_Given request_. Read the records and write them out again exactly.

_Entries supplied_.
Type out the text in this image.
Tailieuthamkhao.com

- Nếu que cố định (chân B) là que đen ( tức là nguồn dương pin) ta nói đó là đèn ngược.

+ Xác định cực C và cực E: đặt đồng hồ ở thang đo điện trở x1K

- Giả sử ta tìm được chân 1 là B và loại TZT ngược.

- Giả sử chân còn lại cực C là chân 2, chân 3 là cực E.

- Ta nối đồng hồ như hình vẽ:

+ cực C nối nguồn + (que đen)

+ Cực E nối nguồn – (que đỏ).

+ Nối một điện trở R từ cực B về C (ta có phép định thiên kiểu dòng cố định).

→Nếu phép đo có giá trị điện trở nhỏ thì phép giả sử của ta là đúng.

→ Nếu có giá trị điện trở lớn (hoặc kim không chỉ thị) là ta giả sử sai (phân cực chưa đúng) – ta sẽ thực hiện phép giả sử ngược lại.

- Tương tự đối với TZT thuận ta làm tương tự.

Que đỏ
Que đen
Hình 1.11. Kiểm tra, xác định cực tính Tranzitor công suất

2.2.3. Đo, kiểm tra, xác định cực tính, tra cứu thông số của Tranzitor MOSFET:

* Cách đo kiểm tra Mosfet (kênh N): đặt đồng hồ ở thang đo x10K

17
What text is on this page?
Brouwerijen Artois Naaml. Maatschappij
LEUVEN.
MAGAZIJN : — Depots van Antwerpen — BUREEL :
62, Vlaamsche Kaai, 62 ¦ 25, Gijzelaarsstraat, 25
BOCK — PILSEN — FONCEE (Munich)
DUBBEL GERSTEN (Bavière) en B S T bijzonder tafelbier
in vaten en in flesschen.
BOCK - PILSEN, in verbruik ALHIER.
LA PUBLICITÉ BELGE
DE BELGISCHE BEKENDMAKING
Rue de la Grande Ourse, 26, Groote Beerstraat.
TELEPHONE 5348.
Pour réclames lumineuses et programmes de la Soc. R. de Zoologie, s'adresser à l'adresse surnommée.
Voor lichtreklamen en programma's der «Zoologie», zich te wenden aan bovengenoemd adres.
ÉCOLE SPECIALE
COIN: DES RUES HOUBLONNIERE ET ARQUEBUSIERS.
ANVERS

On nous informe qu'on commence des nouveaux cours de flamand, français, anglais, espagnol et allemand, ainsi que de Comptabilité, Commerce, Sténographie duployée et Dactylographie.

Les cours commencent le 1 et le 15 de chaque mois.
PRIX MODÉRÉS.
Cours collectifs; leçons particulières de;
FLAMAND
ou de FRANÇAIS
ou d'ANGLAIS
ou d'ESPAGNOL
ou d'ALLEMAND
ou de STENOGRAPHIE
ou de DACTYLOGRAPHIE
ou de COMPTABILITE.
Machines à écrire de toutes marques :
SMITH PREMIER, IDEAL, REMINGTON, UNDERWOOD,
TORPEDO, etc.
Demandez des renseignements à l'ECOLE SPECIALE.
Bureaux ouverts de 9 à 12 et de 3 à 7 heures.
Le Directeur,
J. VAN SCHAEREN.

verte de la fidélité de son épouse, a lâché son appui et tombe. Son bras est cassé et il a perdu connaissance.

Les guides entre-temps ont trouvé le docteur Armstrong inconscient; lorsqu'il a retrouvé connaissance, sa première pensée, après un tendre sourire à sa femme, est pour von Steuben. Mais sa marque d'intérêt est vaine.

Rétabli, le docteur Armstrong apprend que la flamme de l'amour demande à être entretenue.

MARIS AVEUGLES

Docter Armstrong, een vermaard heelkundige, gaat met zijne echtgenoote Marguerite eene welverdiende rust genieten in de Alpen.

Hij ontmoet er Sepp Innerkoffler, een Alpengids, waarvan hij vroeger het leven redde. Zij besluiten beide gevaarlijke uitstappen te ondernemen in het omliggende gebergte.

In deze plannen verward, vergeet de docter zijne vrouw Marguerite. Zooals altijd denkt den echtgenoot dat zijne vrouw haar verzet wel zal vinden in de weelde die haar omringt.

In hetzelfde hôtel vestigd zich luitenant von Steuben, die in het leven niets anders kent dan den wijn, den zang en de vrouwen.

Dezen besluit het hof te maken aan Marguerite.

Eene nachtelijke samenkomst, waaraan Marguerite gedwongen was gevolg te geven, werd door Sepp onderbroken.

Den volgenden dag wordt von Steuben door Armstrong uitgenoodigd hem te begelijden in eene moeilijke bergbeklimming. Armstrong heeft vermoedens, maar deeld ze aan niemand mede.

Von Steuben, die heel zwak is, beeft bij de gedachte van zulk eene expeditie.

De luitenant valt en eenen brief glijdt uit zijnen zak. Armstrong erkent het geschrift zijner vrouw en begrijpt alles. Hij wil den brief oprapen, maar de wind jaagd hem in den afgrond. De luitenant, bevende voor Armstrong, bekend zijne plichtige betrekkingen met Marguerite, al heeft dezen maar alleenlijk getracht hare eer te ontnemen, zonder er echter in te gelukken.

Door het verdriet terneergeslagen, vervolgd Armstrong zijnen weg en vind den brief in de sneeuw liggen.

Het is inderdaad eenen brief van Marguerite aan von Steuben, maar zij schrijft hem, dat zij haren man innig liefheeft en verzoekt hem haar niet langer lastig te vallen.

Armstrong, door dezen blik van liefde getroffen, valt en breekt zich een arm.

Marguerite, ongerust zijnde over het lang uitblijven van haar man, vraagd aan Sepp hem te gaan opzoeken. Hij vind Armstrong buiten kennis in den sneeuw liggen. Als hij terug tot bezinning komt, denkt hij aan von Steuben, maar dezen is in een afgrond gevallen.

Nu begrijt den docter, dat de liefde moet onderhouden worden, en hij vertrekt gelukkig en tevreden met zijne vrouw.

_Output_.
Type out the text in this image.
Tailieuthamkhao.com

- Nếu que cố định (chân B) là que đen ( tức là nguồn dương pin) ta nói đó là đèn ngược.

+ Xác định cực C và cực E: đặt đồng hồ ở thang đo điện trở x1K

- Giả sử ta tìm được chân 1 là B và loại TZT ngược.

- Giả sử chân còn lại cực C là chân 2, chân 3 là cực E.

- Ta nối đồng hồ như hình vẽ:

+ cực C nối nguồn + (que đen)

+ Cực E nối nguồn – (que đỏ).

+ Nối một điện trở R từ cực B về C (ta có phép định thiên kiểu dòng cố định).

→Nếu phép đo có giá trị điện trở nhỏ thì phép giả sử của ta là đúng.

→ Nếu có giá trị điện trở lớn (hoặc kim không chỉ thị) là ta giả sử sai (phân cực chưa đúng) – ta sẽ thực hiện phép giả sử ngược lại.

- Tương tự đối với TZT thuận ta làm tương tự.

Que đỏ
Que đen
Hình 1.11. Kiểm tra, xác định cực tính Tranzitor công suất

2.2.3. Đo, kiểm tra, xác định cực tính, tra cứu thông số của Tranzitor MOSFET:

* Cách đo kiểm tra Mosfet (kênh N): đặt đồng hồ ở thang đo x10K

17
What text is on this page?
Brouwerijen Artois Naaml. Maatschappij
LEUVEN.
MAGAZIJN : — Depots van Antwerpen — BUREEL :
62, Vlaamsche Kaai, 62 ¦ 25, Gijzelaarsstraat, 25
BOCK — PILSEN — FONCEE (Munich)
DUBBEL GERSTEN (Bavière) en B S T bijzonder tafelbier
in vaten en in flesschen.
BOCK - PILSEN, in verbruik ALHIER.
LA PUBLICITÉ BELGE
DE BELGISCHE BEKENDMAKING
Rue de la Grande Ourse, 26, Groote Beerstraat.
TELEPHONE 5348.
Pour réclames lumineuses et programmes de la Soc. R. de Zoologie, s'adresser à l'adresse surnommée.
Voor lichtreklamen en programma's der «Zoologie», zich te wenden aan bovengenoemd adres.
ÉCOLE SPECIALE
COIN: DES RUES HOUBLONNIERE ET ARQUEBUSIERS.
ANVERS

On nous informe qu'on commence des nouveaux cours de flamand, français, anglais, espagnol et allemand, ainsi que de Comptabilité, Commerce, Sténographie duployée et Dactylographie.

Les cours commencent le 1 et le 15 de chaque mois.
PRIX MODÉRÉS.
Cours collectifs; leçons particulières de;
FLAMAND
ou de FRANÇAIS
ou d'ANGLAIS
ou d'ESPAGNOL
ou d'ALLEMAND
ou de STENOGRAPHIE
ou de DACTYLOGRAPHIE
ou de COMPTABILITE.
Machines à écrire de toutes marques :
SMITH PREMIER, IDEAL, REMINGTON, UNDERWOOD,
TORPEDO, etc.
Demandez des renseignements à l'ECOLE SPECIALE.
Bureaux ouverts de 9 à 12 et de 3 à 7 heures.
Le Directeur,
J. VAN SCHAEREN.

verte de la fidélité de son épouse, a lâché son appui et tombe. Son bras est cassé et il a perdu connaissance.

Les guides entre-temps ont trouvé le docteur Armstrong inconscient; lorsqu'il a retrouvé connaissance, sa première pensée, après un tendre sourire à sa femme, est pour von Steuben. Mais sa marque d'intérêt est vaine.

Rétabli, le docteur Armstrong apprend que la flamme de l'amour demande à être entretenue.

MARIS AVEUGLES

Docter Armstrong, een vermaard heelkundige, gaat met zijne echtgenoote Marguerite eene welverdiende rust genieten in de Alpen.

Hij ontmoet er Sepp Innerkoffler, een Alpengids, waarvan hij vroeger het leven redde. Zij besluiten beide gevaarlijke uitstappen te ondernemen in het omliggende gebergte.

In deze plannen verward, vergeet de docter zijne vrouw Marguerite. Zooals altijd denkt den echtgenoot dat zijne vrouw haar verzet wel zal vinden in de weelde die haar omringt.

In hetzelfde hôtel vestigd zich luitenant von Steuben, die in het leven niets anders kent dan den wijn, den zang en de vrouwen.

Dezen besluit het hof te maken aan Marguerite.

Eene nachtelijke samenkomst, waaraan Marguerite gedwongen was gevolg te geven, werd door Sepp onderbroken.

Den volgenden dag wordt von Steuben door Armstrong uitgenoodigd hem te begelijden in eene moeilijke bergbeklimming. Armstrong heeft vermoedens, maar deeld ze aan niemand mede.

Von Steuben, die heel zwak is, beeft bij de gedachte van zulk eene expeditie.

De luitenant valt en eenen brief glijdt uit zijnen zak. Armstrong erkent het geschrift zijner vrouw en begrijpt alles. Hij wil den brief oprapen, maar de wind jaagd hem in den afgrond. De luitenant, bevende voor Armstrong, bekend zijne plichtige betrekkingen met Marguerite, al heeft dezen maar alleenlijk getracht hare eer te ontnemen, zonder er echter in te gelukken.

Door het verdriet terneergeslagen, vervolgd Armstrong zijnen weg en vind den brief in de sneeuw liggen.

Het is inderdaad eenen brief van Marguerite aan von Steuben, maar zij schrijft hem, dat zij haren man innig liefheeft en verzoekt hem haar niet langer lastig te vallen.

Armstrong, door dezen blik van liefde getroffen, valt en breekt zich een arm.

Marguerite, ongerust zijnde over het lang uitblijven van haar man, vraagd aan Sepp hem te gaan opzoeken. Hij vind Armstrong buiten kennis in den sneeuw liggen. Als hij terug tot bezinning komt, denkt hij aan von Steuben, maar dezen is in een afgrond gevallen.

Nu begrijt den docter, dat de liefde moet onderhouden worden, en hij vertrekt gelukkig en tevreden met zijne vrouw.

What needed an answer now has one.